Required actions:
A. Rewrite the stretch of the faster-than-light thread from "There are many" through "in the future.", renaming "pipes" as "channels".
B. According to the faster-than-light thread, how fast does light travel in a vacuum?
C. For each statement, say whether it agrees with the faster-than-light thread, and quote the words that decide it.
(i) A mixture of mostly 90% water and 10% coolant is the most effective for most desktops.
(ii) The total energy of the pulse moves faster than light speed.
(iii) Reaching the speed of light by slowing light down counts.

Passage given:
You can go faster than the speed of light.  http://www.newscientist.com/article.ns?id=dn2796

And
http://www.ebtx.com/cgi-local/yabb/YaBB.pl?board=mech;action=display;num=1084849366

Hmmm...perhaps a black hole that is already faster?

Oh, and for the coolant/water mixture, you CAN do that, but it should be noted that a mixture of mostly 90% water and 10% coolant is the most effective for most desktops:
http://www.google.com/search?hl=en&q=Antifreeze+water+cooled+computer&spell=1


----------



## fultz

Cromewell said:
			
		

> You don't need to reach those speeds, you only need to slow light down which is quite easy.  Electorns in a heavy water nuclear reactor travel faster than the speed of light which is what causes that blue glow in the core.  Alternatively, mass gravity wells (such as those found near pulsars or black holes) slow light down making it quite easy to distort time.
> Even flying on a plane can distort your time perspective (albiet fractions of fractions of fractions of a fraction of a second)



I didn't mean it like that. I meant the speed of light at it's default speed of 186,000 MPS cannot be reached. Light travels 186,000 MPS in a vaccum, reaching the speed of light by slowing light's speed down doesn't count. If you underclocked your GeForce 6800GT to 2MHz would that make my onboard video faster? Not technically.



			
				Greg J. said:
			
		

> You can go faster than the speed of light. http://www.newscientist.com/article.ns?id=dn2796
> 
> And
> http://www.ebtx.com/cgi-local/yabb/...;num=1084849366
> 
> Hmmm...perhaps a black hole that is already faster?



I already know black holes move faster than the speed of light, why do you think you can't see them? Because the mass of the black hole is so great it's gravity pulls light into it so fast it is not able to be seen, you can only see the light around it's outsides.

As far as that article, those people did send data at faster than the speed of light but they cheated to do it, they combined multiple pipes and split the data into pieces, which just goes back to my statement of "You can have several people do the same job" but you can't have one pipe move something by itself at the speed of light without slowing down. The only way to do that would be to break einstein's theory of relativity. Direct quote from that article "While the peak moves faster than light speed, the total energy of the pulse does not. This means Einstein's relativity is preserved, so do not expect super-fast starships or time machines anytime soon."

There are things in this universe that move faster than the speed of light. There are photons and space matter, tons of phenomenon going on in space involve faster-than-light speeds.

Another direct quote from that article:
"Signals also get weaker and more distorted the faster they go, so in theory no useful information can get transmitted at faster-than-light speeds."

There are many ways they could actually send data at faster than light speeds, but the data itself as an object would not be traveling at the speed of light or anywhere near faster than it, it would be split into parts and sent along quad or more pipes and reassembled to be transmitted at the speed of light, which we will no doubt see in the future.

Records from a collection:
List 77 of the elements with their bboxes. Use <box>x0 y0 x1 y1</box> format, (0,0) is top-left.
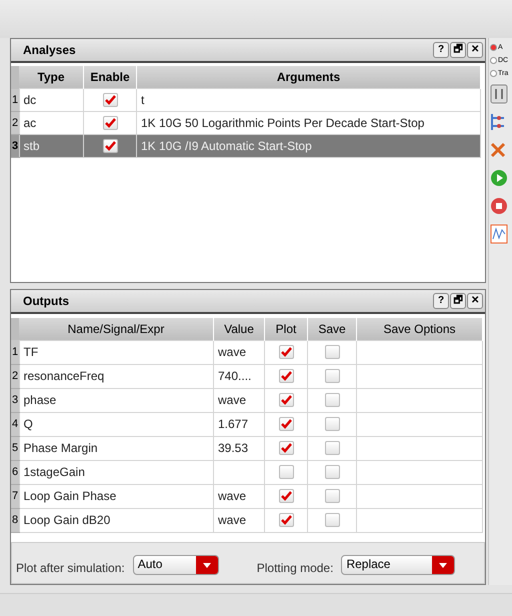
checkbox[interactable] <box>324 513 340 528</box>
checkbox[interactable] <box>324 441 340 456</box>
checkbox[interactable] <box>102 139 118 153</box>
arguments-cell: 1K 10G /I9 Automatic Start-Stop <box>136 134 480 158</box>
name-cell: Q <box>19 412 214 436</box>
column-header[interactable]: Save <box>308 318 356 340</box>
float-button[interactable]: 🗗 <box>450 292 466 309</box>
checkbox[interactable] <box>102 93 118 107</box>
checkbox[interactable] <box>102 116 118 130</box>
column-header[interactable]: Enable <box>84 66 136 88</box>
help-button[interactable]: ? <box>433 292 449 309</box>
checkbox[interactable] <box>324 345 340 360</box>
float-button[interactable]: 🗗 <box>450 42 466 58</box>
value-cell: 1.677 <box>214 412 264 436</box>
checkbox[interactable] <box>278 441 294 456</box>
plotting-mode-dropdown[interactable]: Replace <box>341 555 456 575</box>
column-header[interactable]: Name/Signal/Expr <box>19 318 214 340</box>
type-cell: dc <box>19 88 84 112</box>
panel-title: Analyses <box>23 43 77 57</box>
row-number: 8 <box>11 508 19 532</box>
column-header[interactable]: Save Options <box>356 318 482 340</box>
column-header[interactable]: Type <box>19 66 84 88</box>
stop-icon[interactable] <box>490 197 508 215</box>
name-cell: phase <box>19 388 214 412</box>
column-header[interactable]: Plot <box>264 318 308 340</box>
name-cell: TF <box>19 340 214 364</box>
arguments-cell: 1K 10G 50 Logarithmic Points Per Decade Start-Stop <box>136 112 480 134</box>
checkbox[interactable] <box>278 513 294 528</box>
checkbox[interactable] <box>324 393 340 408</box>
row-number: 1 <box>11 340 19 364</box>
name-cell: resonanceFreq <box>19 364 214 388</box>
checkbox[interactable] <box>278 345 294 360</box>
field-label: Plotting mode: <box>256 561 334 575</box>
panel-title: Outputs <box>23 294 70 308</box>
checkbox[interactable] <box>278 417 294 432</box>
column-header[interactable]: Value <box>214 318 264 340</box>
row-number: 2 <box>11 112 19 134</box>
close-button[interactable]: ✕ <box>467 292 483 309</box>
type-cell: ac <box>19 112 84 134</box>
checkbox[interactable] <box>324 465 340 480</box>
row-number: 3 <box>11 134 19 158</box>
name-cell: 1stageGain <box>19 460 214 484</box>
help-button[interactable]: ? <box>433 42 449 58</box>
plot-after-dropdown[interactable]: Auto <box>132 555 219 575</box>
checkbox[interactable] <box>324 489 340 504</box>
row-number: 1 <box>11 88 19 112</box>
value-cell: wave <box>214 340 264 364</box>
checkbox[interactable] <box>324 369 340 384</box>
value-cell: wave <box>214 484 264 508</box>
field-label: Plot after simulation: <box>16 561 125 575</box>
value-cell: 740.... <box>214 364 264 388</box>
checkbox[interactable] <box>278 369 294 384</box>
checkbox[interactable] <box>278 393 294 408</box>
column-header[interactable]: Arguments <box>136 66 480 88</box>
name-cell: Loop Gain dB20 <box>19 508 214 532</box>
delete-icon[interactable] <box>490 142 506 158</box>
row-number: 6 <box>11 460 19 484</box>
caret-icon <box>439 562 448 568</box>
caret-icon <box>202 562 211 568</box>
row-number: 5 <box>11 436 19 460</box>
close-button[interactable]: ✕ <box>467 42 483 58</box>
row-number: 4 <box>11 412 19 436</box>
row-number: 2 <box>11 364 19 388</box>
arguments-cell: t <box>136 88 480 112</box>
checkbox[interactable] <box>278 465 294 480</box>
checkbox[interactable] <box>278 489 294 504</box>
name-cell: Loop Gain Phase <box>19 484 214 508</box>
value-cell: wave <box>214 388 264 412</box>
name-cell: Phase Margin <box>19 436 214 460</box>
play-icon[interactable] <box>490 169 508 187</box>
value-cell: 39.53 <box>214 436 264 460</box>
row-number: 7 <box>11 484 19 508</box>
row-number: 3 <box>11 388 19 412</box>
checkbox[interactable] <box>324 417 340 432</box>
type-cell: stb <box>19 134 84 158</box>
value-cell: wave <box>214 508 264 532</box>
waveform-icon[interactable] <box>490 224 508 244</box>
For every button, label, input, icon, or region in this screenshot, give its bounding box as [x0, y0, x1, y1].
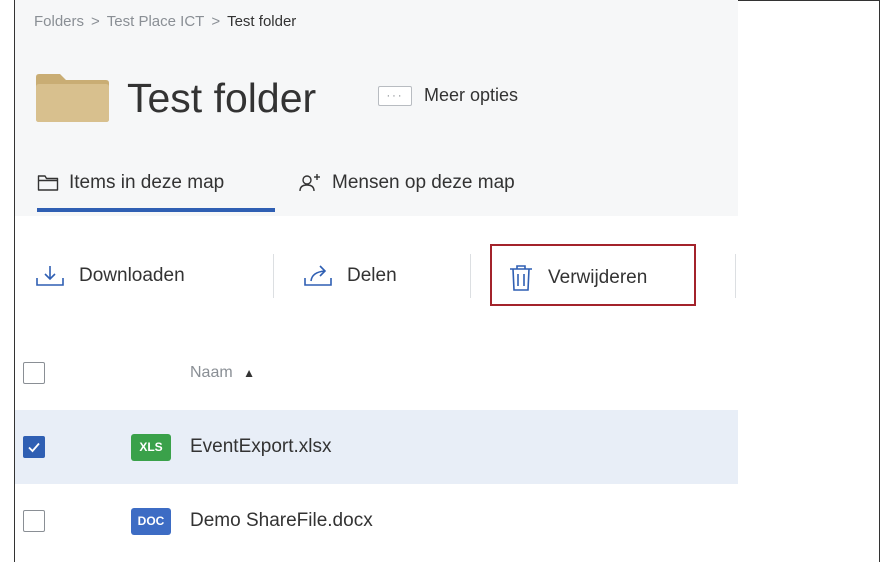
breadcrumb: Folders > Test Place ICT > Test folder [34, 13, 296, 30]
xls-file-icon: XLS [131, 433, 171, 461]
share-button[interactable]: Delen [303, 264, 397, 288]
list-header-row: Naam ▲ [15, 336, 738, 410]
sort-ascending-icon: ▲ [243, 366, 256, 380]
trash-icon [510, 265, 532, 291]
delete-button[interactable]: Verwijderen [508, 264, 647, 292]
tab-people-label: Mensen op deze map [332, 172, 515, 193]
file-name[interactable]: Demo ShareFile.docx [190, 510, 373, 532]
active-tab-indicator [37, 208, 275, 212]
breadcrumb-item-current: Test folder [227, 13, 297, 30]
folder-icon [36, 74, 109, 122]
toolbar-divider [470, 254, 471, 298]
doc-file-icon: DOC [131, 507, 171, 535]
action-toolbar: Downloaden Delen Verwijderen [15, 216, 738, 336]
tab-items-label: Items in deze map [69, 172, 225, 193]
tab-items-in-folder[interactable]: Items in deze map [37, 172, 224, 194]
checkmark-icon [28, 442, 40, 453]
name-column-header[interactable]: Naam ▲ [190, 364, 255, 382]
breadcrumb-item-folders[interactable]: Folders [34, 13, 84, 30]
file-name[interactable]: EventExport.xlsx [190, 436, 332, 458]
breadcrumb-item-test-place-ict[interactable]: Test Place ICT [107, 13, 205, 30]
select-all-checkbox[interactable] [23, 362, 45, 384]
add-person-icon [299, 174, 320, 192]
toolbar-divider [273, 254, 274, 298]
table-row[interactable]: XLS EventExport.xlsx [15, 410, 738, 484]
download-button[interactable]: Downloaden [35, 264, 185, 288]
breadcrumb-separator: > [91, 13, 100, 30]
more-options-label: Meer opties [424, 85, 519, 105]
file-list: Naam ▲ XLS EventExport.xlsx DOC Demo Sha… [15, 336, 738, 562]
breadcrumb-separator: > [211, 13, 221, 30]
toolbar-divider [735, 254, 736, 298]
file-browser: Folders > Test Place ICT > Test folder Test … [15, 0, 738, 562]
page-title: Test folder [127, 75, 317, 121]
table-row[interactable]: DOC Demo ShareFile.docx [15, 484, 738, 558]
name-column-label: Naam [190, 364, 233, 381]
row-checkbox[interactable] [23, 436, 45, 458]
more-options-button[interactable]: ··· Meer opties [378, 85, 518, 106]
more-dots-icon: ··· [378, 85, 412, 106]
download-label: Downloaden [79, 265, 185, 286]
share-icon [304, 265, 332, 286]
tab-people-on-folder[interactable]: Mensen op deze map [298, 172, 515, 194]
delete-label: Verwijderen [548, 267, 648, 288]
row-checkbox[interactable] [23, 510, 45, 532]
frame-top-border [738, 0, 880, 1]
folder-header: Folders > Test Place ICT > Test folder Test … [15, 0, 738, 216]
download-icon [36, 266, 64, 286]
folder-outline-icon [37, 175, 59, 191]
share-label: Delen [347, 265, 397, 286]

Solutions to each task:
A.
There are many ways they could actually send data at faster than light speeds, but the data itself as an object would not be traveling at the speed of light or anywhere near faster than it, it would be split into parts and sent along quad or more channels and reassembled to be transmitted at the speed of light, which we will no doubt see in the future.

B. 186,000 MPS

C.
(i) Yes: "a mixture of mostly 90% water and 10% coolant is the most effective for most desktops"
(ii) No: "While the peak moves faster than light speed, the total energy of the pulse does not."
(iii) No: "reaching the speed of light by slowing light's speed down doesn't count"